Which lines below hold the word "TRACEBook"? Report each one.

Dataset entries
--- begin ---
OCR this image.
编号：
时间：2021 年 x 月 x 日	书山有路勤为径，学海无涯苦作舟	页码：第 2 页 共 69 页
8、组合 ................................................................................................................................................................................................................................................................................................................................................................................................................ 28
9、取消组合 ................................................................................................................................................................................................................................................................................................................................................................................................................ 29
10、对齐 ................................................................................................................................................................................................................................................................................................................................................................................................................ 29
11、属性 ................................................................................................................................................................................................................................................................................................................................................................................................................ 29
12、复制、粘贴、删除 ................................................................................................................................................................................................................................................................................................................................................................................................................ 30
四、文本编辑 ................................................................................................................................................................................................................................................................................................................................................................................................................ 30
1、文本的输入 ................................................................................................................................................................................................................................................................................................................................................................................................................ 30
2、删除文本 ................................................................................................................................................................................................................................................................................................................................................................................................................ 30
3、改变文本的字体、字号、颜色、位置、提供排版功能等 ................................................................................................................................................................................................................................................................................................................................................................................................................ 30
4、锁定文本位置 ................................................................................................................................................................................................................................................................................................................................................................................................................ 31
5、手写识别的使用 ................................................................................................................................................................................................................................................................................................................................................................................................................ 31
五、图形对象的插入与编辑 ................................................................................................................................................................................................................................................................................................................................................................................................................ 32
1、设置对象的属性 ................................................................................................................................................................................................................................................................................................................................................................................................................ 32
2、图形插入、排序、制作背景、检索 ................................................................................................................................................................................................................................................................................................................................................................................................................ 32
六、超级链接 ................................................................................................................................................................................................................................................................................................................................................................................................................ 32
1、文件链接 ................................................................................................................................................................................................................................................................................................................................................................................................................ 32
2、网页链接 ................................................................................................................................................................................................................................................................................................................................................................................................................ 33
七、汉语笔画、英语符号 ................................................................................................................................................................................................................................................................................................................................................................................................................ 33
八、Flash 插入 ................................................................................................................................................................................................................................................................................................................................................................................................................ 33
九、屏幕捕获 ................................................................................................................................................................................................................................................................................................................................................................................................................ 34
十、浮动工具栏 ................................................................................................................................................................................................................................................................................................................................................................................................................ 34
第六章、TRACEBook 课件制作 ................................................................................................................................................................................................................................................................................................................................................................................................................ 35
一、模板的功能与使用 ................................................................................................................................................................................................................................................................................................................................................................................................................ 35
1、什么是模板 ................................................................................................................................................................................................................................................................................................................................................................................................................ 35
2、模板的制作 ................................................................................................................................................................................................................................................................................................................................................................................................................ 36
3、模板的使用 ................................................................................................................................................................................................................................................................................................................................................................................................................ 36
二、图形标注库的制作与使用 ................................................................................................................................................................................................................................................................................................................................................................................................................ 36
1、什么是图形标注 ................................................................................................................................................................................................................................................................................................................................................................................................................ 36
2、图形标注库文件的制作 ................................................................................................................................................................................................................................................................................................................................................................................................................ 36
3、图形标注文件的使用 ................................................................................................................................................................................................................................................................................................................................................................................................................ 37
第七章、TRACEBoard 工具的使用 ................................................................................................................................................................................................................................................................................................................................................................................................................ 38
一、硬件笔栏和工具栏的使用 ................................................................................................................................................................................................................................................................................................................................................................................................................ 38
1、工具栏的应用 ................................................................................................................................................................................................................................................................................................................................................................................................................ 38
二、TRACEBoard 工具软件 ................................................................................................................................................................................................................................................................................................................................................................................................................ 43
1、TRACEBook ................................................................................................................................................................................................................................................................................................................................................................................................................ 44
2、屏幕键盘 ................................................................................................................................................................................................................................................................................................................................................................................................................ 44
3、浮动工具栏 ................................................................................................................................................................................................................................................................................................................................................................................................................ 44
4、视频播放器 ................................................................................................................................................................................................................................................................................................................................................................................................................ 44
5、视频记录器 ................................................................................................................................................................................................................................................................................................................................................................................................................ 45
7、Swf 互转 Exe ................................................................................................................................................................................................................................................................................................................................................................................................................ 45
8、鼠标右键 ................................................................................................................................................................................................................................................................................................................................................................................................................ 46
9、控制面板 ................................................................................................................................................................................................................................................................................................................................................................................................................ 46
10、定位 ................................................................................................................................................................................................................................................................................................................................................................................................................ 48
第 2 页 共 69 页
--- end ---
» Answer below
第六章、TRACEBook 课件制作 ................................................................................................................................................................................................................................................................................................................................................................................................................ 35
1、TRACEBook ................................................................................................................................................................................................................................................................................................................................................................................................................ 44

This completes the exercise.